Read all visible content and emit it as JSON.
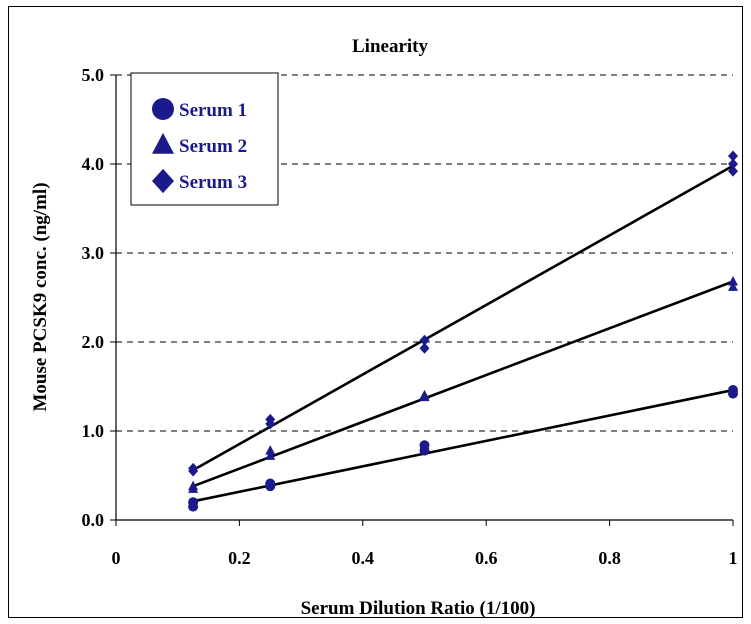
{
  "chart_data": {
    "type": "scatter",
    "title": "Linearity",
    "xlabel": "Serum Dilution Ratio (1/100)",
    "ylabel": "Mouse PCSK9 conc. (ng/ml)",
    "xlim": [
      0,
      1
    ],
    "ylim": [
      0,
      5
    ],
    "xticks": [
      "0",
      "0.2",
      "0.4",
      "0.6",
      "0.8",
      "1"
    ],
    "yticks": [
      "0.0",
      "1.0",
      "2.0",
      "3.0",
      "4.0",
      "5.0"
    ],
    "grid": "horizontal dashed",
    "legend_position": "top-left",
    "marker_color": "#1a1a8c",
    "series": [
      {
        "name": "Serum 1",
        "marker": "circle",
        "points": [
          [
            0.125,
            0.15
          ],
          [
            0.125,
            0.2
          ],
          [
            0.25,
            0.38
          ],
          [
            0.25,
            0.41
          ],
          [
            0.5,
            0.78
          ],
          [
            0.5,
            0.84
          ],
          [
            1,
            1.42
          ],
          [
            1,
            1.46
          ]
        ],
        "fit": [
          [
            0.125,
            0.21
          ],
          [
            1,
            1.46
          ]
        ]
      },
      {
        "name": "Serum 2",
        "marker": "triangle",
        "points": [
          [
            0.125,
            0.35
          ],
          [
            0.125,
            0.38
          ],
          [
            0.25,
            0.72
          ],
          [
            0.25,
            0.78
          ],
          [
            0.5,
            1.38
          ],
          [
            0.5,
            1.4
          ],
          [
            1,
            2.62
          ],
          [
            1,
            2.68
          ]
        ],
        "fit": [
          [
            0.125,
            0.38
          ],
          [
            1,
            2.68
          ]
        ]
      },
      {
        "name": "Serum 3",
        "marker": "diamond",
        "points": [
          [
            0.125,
            0.55
          ],
          [
            0.125,
            0.58
          ],
          [
            0.25,
            1.08
          ],
          [
            0.25,
            1.13
          ],
          [
            0.5,
            1.93
          ],
          [
            0.5,
            2.02
          ],
          [
            1,
            3.92
          ],
          [
            1,
            4.0
          ],
          [
            1,
            4.09
          ]
        ],
        "fit": [
          [
            0.125,
            0.56
          ],
          [
            1,
            3.98
          ]
        ]
      }
    ]
  }
}
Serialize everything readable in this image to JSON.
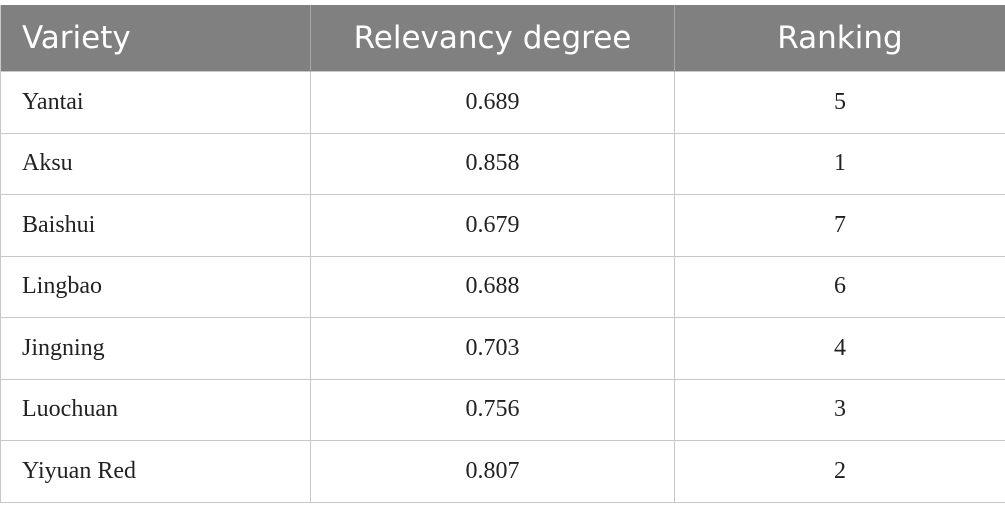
{
  "table": {
    "header": [
      "Variety",
      "Relevancy degree",
      "Ranking"
    ],
    "rows": [
      [
        "Yantai",
        0.689,
        5
      ],
      [
        "Aksu",
        0.858,
        1
      ],
      [
        "Baishui",
        0.679,
        7
      ],
      [
        "Lingbao",
        0.688,
        6
      ],
      [
        "Jingning",
        0.703,
        4
      ],
      [
        "Luochuan",
        0.756,
        3
      ],
      [
        "Yiyuan Red",
        0.807,
        2
      ]
    ]
  }
}
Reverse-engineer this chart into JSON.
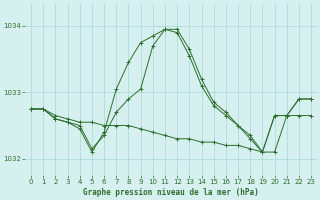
{
  "title": "Graphe pression niveau de la mer (hPa)",
  "background_color": "#d6f0ef",
  "grid_color": "#a8d8d4",
  "line_color": "#2d6e2d",
  "xlim": [
    -0.5,
    23.5
  ],
  "ylim": [
    1031.75,
    1034.35
  ],
  "yticks": [
    1032,
    1033,
    1034
  ],
  "xticks": [
    0,
    1,
    2,
    3,
    4,
    5,
    6,
    7,
    8,
    9,
    10,
    11,
    12,
    13,
    14,
    15,
    16,
    17,
    18,
    19,
    20,
    21,
    22,
    23
  ],
  "series": [
    {
      "x": [
        0,
        1,
        2,
        3,
        4,
        5,
        6,
        7,
        8,
        9,
        10,
        11,
        12,
        13,
        14,
        15,
        16,
        17,
        18,
        19,
        20,
        21,
        22,
        23
      ],
      "y": [
        1032.75,
        1032.75,
        1032.6,
        1032.55,
        1032.45,
        1032.1,
        1032.4,
        1033.05,
        1033.45,
        1033.75,
        1033.85,
        1033.95,
        1033.95,
        1033.65,
        1033.2,
        1032.85,
        1032.7,
        1032.5,
        1032.35,
        1032.1,
        1032.65,
        1032.65,
        1032.9,
        1032.9
      ]
    },
    {
      "x": [
        0,
        1,
        2,
        3,
        4,
        5,
        6,
        7,
        8,
        9,
        10,
        11,
        12,
        13,
        14,
        15,
        16,
        17,
        18,
        19,
        20,
        21,
        22,
        23
      ],
      "y": [
        1032.75,
        1032.75,
        1032.6,
        1032.55,
        1032.5,
        1032.15,
        1032.35,
        1032.7,
        1032.9,
        1033.05,
        1033.7,
        1033.95,
        1033.9,
        1033.55,
        1033.1,
        1032.8,
        1032.65,
        1032.5,
        1032.3,
        1032.1,
        1032.1,
        1032.65,
        1032.65,
        1032.65
      ]
    },
    {
      "x": [
        0,
        1,
        2,
        3,
        4,
        5,
        6,
        7,
        8,
        9,
        10,
        11,
        12,
        13,
        14,
        15,
        16,
        17,
        18,
        19,
        20,
        21,
        22,
        23
      ],
      "y": [
        1032.75,
        1032.75,
        1032.65,
        1032.6,
        1032.55,
        1032.55,
        1032.5,
        1032.5,
        1032.5,
        1032.45,
        1032.4,
        1032.35,
        1032.3,
        1032.3,
        1032.25,
        1032.25,
        1032.2,
        1032.2,
        1032.15,
        1032.1,
        1032.65,
        1032.65,
        1032.9,
        1032.9
      ]
    }
  ]
}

§ **Direction**:
Can you repeat every record above exactly, apart from the pictures?

§ **Output of the task**:
Read all visible content and emit it as JSON.
{
  "chart_data": {
    "type": "scatter",
    "title": "Linearity",
    "xlabel": "Serum Dilution Ratio (1/100)",
    "ylabel": "Mouse PCSK9 conc. (ng/ml)",
    "xlim": [
      0,
      1
    ],
    "ylim": [
      0,
      5
    ],
    "xticks": [
      "0",
      "0.2",
      "0.4",
      "0.6",
      "0.8",
      "1"
    ],
    "yticks": [
      "0.0",
      "1.0",
      "2.0",
      "3.0",
      "4.0",
      "5.0"
    ],
    "grid": "horizontal dashed",
    "legend_position": "top-left",
    "marker_color": "#1a1a8c",
    "series": [
      {
        "name": "Serum 1",
        "marker": "circle",
        "points": [
          [
            0.125,
            0.15
          ],
          [
            0.125,
            0.2
          ],
          [
            0.25,
            0.38
          ],
          [
            0.25,
            0.41
          ],
          [
            0.5,
            0.78
          ],
          [
            0.5,
            0.84
          ],
          [
            1,
            1.42
          ],
          [
            1,
            1.46
          ]
        ],
        "fit": [
          [
            0.125,
            0.21
          ],
          [
            1,
            1.46
          ]
        ]
      },
      {
        "name": "Serum 2",
        "marker": "triangle",
        "points": [
          [
            0.125,
            0.35
          ],
          [
            0.125,
            0.38
          ],
          [
            0.25,
            0.72
          ],
          [
            0.25,
            0.78
          ],
          [
            0.5,
            1.38
          ],
          [
            0.5,
            1.4
          ],
          [
            1,
            2.62
          ],
          [
            1,
            2.68
          ]
        ],
        "fit": [
          [
            0.125,
            0.38
          ],
          [
            1,
            2.68
          ]
        ]
      },
      {
        "name": "Serum 3",
        "marker": "diamond",
        "points": [
          [
            0.125,
            0.55
          ],
          [
            0.125,
            0.58
          ],
          [
            0.25,
            1.08
          ],
          [
            0.25,
            1.13
          ],
          [
            0.5,
            1.93
          ],
          [
            0.5,
            2.02
          ],
          [
            1,
            3.92
          ],
          [
            1,
            4.0
          ],
          [
            1,
            4.09
          ]
        ],
        "fit": [
          [
            0.125,
            0.56
          ],
          [
            1,
            3.98
          ]
        ]
      }
    ]
  }
}
Serialize everything readable in this image to JSON.
{
  "table": {
    "header": [
      "Variety",
      "Relevancy degree",
      "Ranking"
    ],
    "rows": [
      [
        "Yantai",
        0.689,
        5
      ],
      [
        "Aksu",
        0.858,
        1
      ],
      [
        "Baishui",
        0.679,
        7
      ],
      [
        "Lingbao",
        0.688,
        6
      ],
      [
        "Jingning",
        0.703,
        4
      ],
      [
        "Luochuan",
        0.756,
        3
      ],
      [
        "Yiyuan Red",
        0.807,
        2
      ]
    ]
  }
}
Reverse-engineer this chart into JSON.
{
  "title": "Graphe pression niveau de la mer (hPa)",
  "background_color": "#d6f0ef",
  "grid_color": "#a8d8d4",
  "line_color": "#2d6e2d",
  "xlim": [
    -0.5,
    23.5
  ],
  "ylim": [
    1031.75,
    1034.35
  ],
  "yticks": [
    1032,
    1033,
    1034
  ],
  "xticks": [
    0,
    1,
    2,
    3,
    4,
    5,
    6,
    7,
    8,
    9,
    10,
    11,
    12,
    13,
    14,
    15,
    16,
    17,
    18,
    19,
    20,
    21,
    22,
    23
  ],
  "series": [
    {
      "x": [
        0,
        1,
        2,
        3,
        4,
        5,
        6,
        7,
        8,
        9,
        10,
        11,
        12,
        13,
        14,
        15,
        16,
        17,
        18,
        19,
        20,
        21,
        22,
        23
      ],
      "y": [
        1032.75,
        1032.75,
        1032.6,
        1032.55,
        1032.45,
        1032.1,
        1032.4,
        1033.05,
        1033.45,
        1033.75,
        1033.85,
        1033.95,
        1033.95,
        1033.65,
        1033.2,
        1032.85,
        1032.7,
        1032.5,
        1032.35,
        1032.1,
        1032.65,
        1032.65,
        1032.9,
        1032.9
      ]
    },
    {
      "x": [
        0,
        1,
        2,
        3,
        4,
        5,
        6,
        7,
        8,
        9,
        10,
        11,
        12,
        13,
        14,
        15,
        16,
        17,
        18,
        19,
        20,
        21,
        22,
        23
      ],
      "y": [
        1032.75,
        1032.75,
        1032.6,
        1032.55,
        1032.5,
        1032.15,
        1032.35,
        1032.7,
        1032.9,
        1033.05,
        1033.7,
        1033.95,
        1033.9,
        1033.55,
        1033.1,
        1032.8,
        1032.65,
        1032.5,
        1032.3,
        1032.1,
        1032.1,
        1032.65,
        1032.65,
        1032.65
      ]
    },
    {
      "x": [
        0,
        1,
        2,
        3,
        4,
        5,
        6,
        7,
        8,
        9,
        10,
        11,
        12,
        13,
        14,
        15,
        16,
        17,
        18,
        19,
        20,
        21,
        22,
        23
      ],
      "y": [
        1032.75,
        1032.75,
        1032.65,
        1032.6,
        1032.55,
        1032.55,
        1032.5,
        1032.5,
        1032.5,
        1032.45,
        1032.4,
        1032.35,
        1032.3,
        1032.3,
        1032.25,
        1032.25,
        1032.2,
        1032.2,
        1032.15,
        1032.1,
        1032.65,
        1032.65,
        1032.9,
        1032.9
      ]
    }
  ]
}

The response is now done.